WHAT THE TASK ASKS: Only the number is wanted: how many lines contain the string "Movement"?

_ _ _ _ _ _ _

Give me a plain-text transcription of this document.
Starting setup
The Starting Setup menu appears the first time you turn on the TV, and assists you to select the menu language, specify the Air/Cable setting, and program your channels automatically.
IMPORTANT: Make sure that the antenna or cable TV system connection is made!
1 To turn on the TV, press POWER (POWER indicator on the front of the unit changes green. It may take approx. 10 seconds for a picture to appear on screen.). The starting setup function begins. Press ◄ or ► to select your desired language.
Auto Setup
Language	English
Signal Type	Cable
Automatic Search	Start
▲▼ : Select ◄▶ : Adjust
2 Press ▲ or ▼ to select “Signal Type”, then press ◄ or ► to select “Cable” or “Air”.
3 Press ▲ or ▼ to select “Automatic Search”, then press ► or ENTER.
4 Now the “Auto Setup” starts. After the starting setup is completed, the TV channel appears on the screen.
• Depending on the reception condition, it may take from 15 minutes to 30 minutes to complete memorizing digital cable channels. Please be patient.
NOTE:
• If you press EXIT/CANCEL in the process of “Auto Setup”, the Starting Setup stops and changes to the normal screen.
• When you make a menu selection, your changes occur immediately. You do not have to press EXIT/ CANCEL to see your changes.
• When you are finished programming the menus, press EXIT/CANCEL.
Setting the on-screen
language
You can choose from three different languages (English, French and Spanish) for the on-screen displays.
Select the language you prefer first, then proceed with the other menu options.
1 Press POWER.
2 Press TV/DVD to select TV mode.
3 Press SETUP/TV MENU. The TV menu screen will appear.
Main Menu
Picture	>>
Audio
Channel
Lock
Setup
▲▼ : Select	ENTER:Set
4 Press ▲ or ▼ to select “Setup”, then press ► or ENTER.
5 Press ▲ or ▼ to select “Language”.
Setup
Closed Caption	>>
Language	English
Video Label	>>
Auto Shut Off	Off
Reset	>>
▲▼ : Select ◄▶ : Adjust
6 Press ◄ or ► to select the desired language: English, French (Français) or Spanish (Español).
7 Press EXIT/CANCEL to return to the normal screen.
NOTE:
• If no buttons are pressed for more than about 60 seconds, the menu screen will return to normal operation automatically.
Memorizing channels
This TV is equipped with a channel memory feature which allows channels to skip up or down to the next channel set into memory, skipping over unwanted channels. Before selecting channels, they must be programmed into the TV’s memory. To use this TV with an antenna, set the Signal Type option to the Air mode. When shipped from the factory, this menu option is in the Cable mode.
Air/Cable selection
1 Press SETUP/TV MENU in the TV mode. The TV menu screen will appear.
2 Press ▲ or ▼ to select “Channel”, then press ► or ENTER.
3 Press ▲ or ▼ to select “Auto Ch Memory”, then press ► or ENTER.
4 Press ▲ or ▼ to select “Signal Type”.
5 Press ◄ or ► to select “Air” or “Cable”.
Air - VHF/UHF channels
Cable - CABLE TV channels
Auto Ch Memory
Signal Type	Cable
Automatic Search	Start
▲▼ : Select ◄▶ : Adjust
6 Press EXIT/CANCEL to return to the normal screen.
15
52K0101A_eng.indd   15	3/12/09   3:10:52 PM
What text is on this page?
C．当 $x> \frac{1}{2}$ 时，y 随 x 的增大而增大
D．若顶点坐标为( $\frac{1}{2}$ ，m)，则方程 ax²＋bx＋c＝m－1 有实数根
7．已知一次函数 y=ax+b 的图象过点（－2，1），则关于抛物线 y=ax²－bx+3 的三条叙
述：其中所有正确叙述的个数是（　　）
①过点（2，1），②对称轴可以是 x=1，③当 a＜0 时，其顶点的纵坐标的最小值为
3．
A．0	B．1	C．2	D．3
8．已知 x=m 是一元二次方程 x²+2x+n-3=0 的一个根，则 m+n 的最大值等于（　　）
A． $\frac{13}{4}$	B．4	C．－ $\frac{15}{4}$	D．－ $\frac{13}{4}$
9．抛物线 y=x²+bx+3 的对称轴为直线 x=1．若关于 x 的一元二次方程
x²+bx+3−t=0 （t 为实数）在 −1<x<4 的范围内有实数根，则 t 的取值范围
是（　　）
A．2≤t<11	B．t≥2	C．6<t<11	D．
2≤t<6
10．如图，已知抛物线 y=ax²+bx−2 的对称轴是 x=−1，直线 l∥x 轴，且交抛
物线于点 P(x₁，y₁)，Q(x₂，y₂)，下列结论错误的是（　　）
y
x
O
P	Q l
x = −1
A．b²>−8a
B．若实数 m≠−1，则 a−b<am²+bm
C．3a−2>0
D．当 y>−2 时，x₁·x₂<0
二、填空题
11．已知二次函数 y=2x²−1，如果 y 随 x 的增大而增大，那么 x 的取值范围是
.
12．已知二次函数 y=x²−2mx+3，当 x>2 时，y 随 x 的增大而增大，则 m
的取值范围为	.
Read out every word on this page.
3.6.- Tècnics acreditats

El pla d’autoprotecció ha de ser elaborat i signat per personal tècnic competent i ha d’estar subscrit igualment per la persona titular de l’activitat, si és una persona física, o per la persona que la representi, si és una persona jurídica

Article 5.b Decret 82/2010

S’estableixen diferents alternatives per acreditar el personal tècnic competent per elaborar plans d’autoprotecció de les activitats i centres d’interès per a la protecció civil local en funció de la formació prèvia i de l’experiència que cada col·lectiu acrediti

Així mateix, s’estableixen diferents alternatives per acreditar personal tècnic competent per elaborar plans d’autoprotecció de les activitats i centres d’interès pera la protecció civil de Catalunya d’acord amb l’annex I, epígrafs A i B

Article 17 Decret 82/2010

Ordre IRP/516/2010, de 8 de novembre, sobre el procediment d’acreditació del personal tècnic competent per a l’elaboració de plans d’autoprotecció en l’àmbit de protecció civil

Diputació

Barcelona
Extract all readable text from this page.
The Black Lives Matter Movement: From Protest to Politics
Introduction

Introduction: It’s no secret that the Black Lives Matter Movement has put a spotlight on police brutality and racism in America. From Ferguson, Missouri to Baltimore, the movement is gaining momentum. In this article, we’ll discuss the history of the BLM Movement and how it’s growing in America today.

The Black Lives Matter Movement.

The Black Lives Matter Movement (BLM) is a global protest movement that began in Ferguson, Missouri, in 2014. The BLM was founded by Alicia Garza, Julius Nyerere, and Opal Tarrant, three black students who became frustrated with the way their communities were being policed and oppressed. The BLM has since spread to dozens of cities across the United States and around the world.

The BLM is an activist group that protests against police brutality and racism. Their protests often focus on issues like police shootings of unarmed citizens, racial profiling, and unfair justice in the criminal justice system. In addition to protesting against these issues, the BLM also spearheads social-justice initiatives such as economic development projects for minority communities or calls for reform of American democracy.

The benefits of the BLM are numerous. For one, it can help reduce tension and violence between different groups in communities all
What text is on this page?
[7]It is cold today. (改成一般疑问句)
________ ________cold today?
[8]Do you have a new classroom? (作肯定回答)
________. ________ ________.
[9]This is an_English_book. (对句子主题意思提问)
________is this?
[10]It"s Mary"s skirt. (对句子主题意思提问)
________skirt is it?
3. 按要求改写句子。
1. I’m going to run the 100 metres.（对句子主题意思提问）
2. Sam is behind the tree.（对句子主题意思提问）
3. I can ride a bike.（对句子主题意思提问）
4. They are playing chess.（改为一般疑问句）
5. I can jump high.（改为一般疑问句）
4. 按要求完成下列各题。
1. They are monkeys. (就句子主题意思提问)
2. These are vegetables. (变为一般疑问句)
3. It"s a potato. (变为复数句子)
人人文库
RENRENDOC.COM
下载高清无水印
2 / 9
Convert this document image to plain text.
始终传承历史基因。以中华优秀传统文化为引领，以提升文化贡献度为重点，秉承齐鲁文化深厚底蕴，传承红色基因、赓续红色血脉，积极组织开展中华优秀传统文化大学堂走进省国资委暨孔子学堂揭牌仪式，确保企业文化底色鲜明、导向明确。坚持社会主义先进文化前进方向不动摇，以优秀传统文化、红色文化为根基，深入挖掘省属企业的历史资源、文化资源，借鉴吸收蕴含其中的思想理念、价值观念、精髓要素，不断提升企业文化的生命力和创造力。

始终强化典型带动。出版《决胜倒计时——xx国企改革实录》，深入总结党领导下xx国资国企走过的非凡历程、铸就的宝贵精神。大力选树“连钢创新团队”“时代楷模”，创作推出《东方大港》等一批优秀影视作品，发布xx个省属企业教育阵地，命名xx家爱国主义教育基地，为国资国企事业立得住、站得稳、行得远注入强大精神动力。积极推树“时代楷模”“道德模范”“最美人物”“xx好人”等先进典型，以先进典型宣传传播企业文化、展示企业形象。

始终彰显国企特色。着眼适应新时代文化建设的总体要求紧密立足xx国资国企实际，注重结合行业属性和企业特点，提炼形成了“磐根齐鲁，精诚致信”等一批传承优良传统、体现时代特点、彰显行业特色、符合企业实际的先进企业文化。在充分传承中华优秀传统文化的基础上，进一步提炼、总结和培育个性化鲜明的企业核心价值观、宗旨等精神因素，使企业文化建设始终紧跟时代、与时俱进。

_ _ _ _ _ _ _

OUTPUT OF THE TASK: 4